**Instructions to follow:** Produce an exact copy of all the data below, dropping every image.

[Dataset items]
⟨

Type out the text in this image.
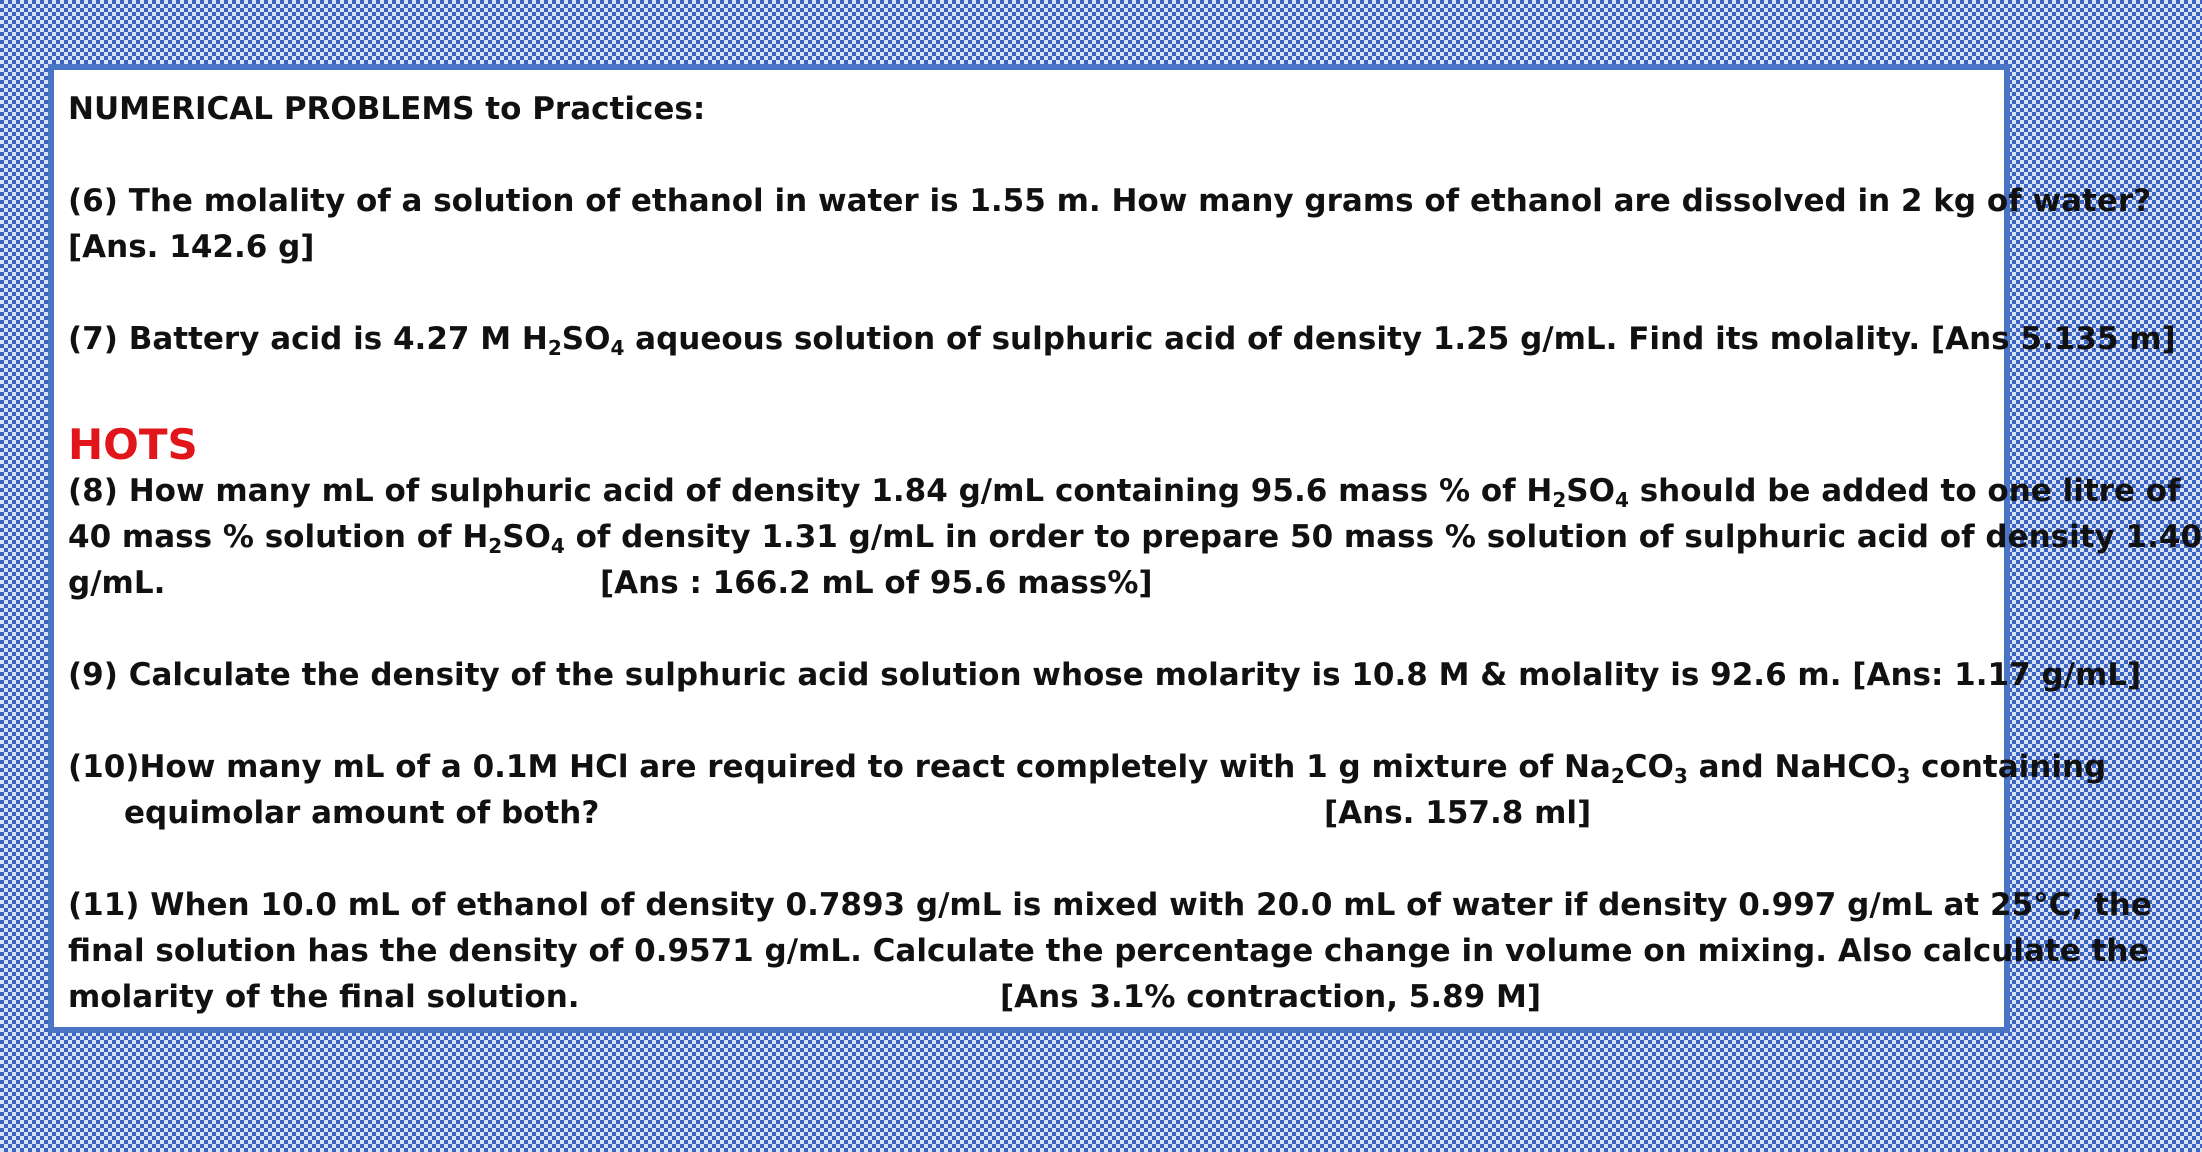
NUMERICAL PROBLEMS to Practices:
(6) The molality of a solution of ethanol in water is 1.55 m. How many grams of ethanol are dissolved in 2 kg of water?
[Ans. 142.6 g]
(7) Battery acid is 4.27 M $H_2SO_4$ aqueous solution of sulphuric acid of density 1.25 g/mL. Find its molality. [Ans 5.135 m]
HOTS
(8) How many mL of sulphuric acid of density 1.84 g/mL containing 95.6 mass % of $H_2SO_4$ should be added to one litre of
40 mass % solution of $H_2SO_4$ of density 1.31 g/mL in order to prepare 50 mass % solution of sulphuric acid of density 1.40
g/mL.	[Ans : 166.2 mL of 95.6 mass%]
(9) Calculate the density of the sulphuric acid solution whose molarity is 10.8 M & molality is 92.6 m. [Ans: 1.17 g/mL]
(10)How many mL of a 0.1M HCl are required to react completely with 1 g mixture of $Na_2CO_3$ and NaHCO$_3$ containing
equimolar amount of both?	[Ans. 157.8 ml]
(11) When 10.0 mL of ethanol of density 0.7893 g/mL is mixed with 20.0 mL of water if density 0.997 g/mL at 25°C, the
final solution has the density of 0.9571 g/mL. Calculate the percentage change in volume on mixing. Also calculate the
molarity of the final solution.	[Ans 3.1% contraction, 5.89 M]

⟩

**Result of the exercise:**
Type out the text in this image.
NUMERICAL PROBLEMS to Practices:
(6) The molality of a solution of ethanol in water is 1.55 m. How many grams of ethanol are dissolved in 2 kg of water?
[Ans. 142.6 g]
(7) Battery acid is 4.27 M $H_2SO_4$ aqueous solution of sulphuric acid of density 1.25 g/mL. Find its molality. [Ans 5.135 m]
HOTS
(8) How many mL of sulphuric acid of density 1.84 g/mL containing 95.6 mass % of $H_2SO_4$ should be added to one litre of
40 mass % solution of $H_2SO_4$ of density 1.31 g/mL in order to prepare 50 mass % solution of sulphuric acid of density 1.40
g/mL.	[Ans : 166.2 mL of 95.6 mass%]
(9) Calculate the density of the sulphuric acid solution whose molarity is 10.8 M & molality is 92.6 m. [Ans: 1.17 g/mL]
(10)How many mL of a 0.1M HCl are required to react completely with 1 g mixture of $Na_2CO_3$ and NaHCO$_3$ containing
equimolar amount of both?	[Ans. 157.8 ml]
(11) When 10.0 mL of ethanol of density 0.7893 g/mL is mixed with 20.0 mL of water if density 0.997 g/mL at 25°C, the
final solution has the density of 0.9571 g/mL. Calculate the percentage change in volume on mixing. Also calculate the
molarity of the final solution.	[Ans 3.1% contraction, 5.89 M]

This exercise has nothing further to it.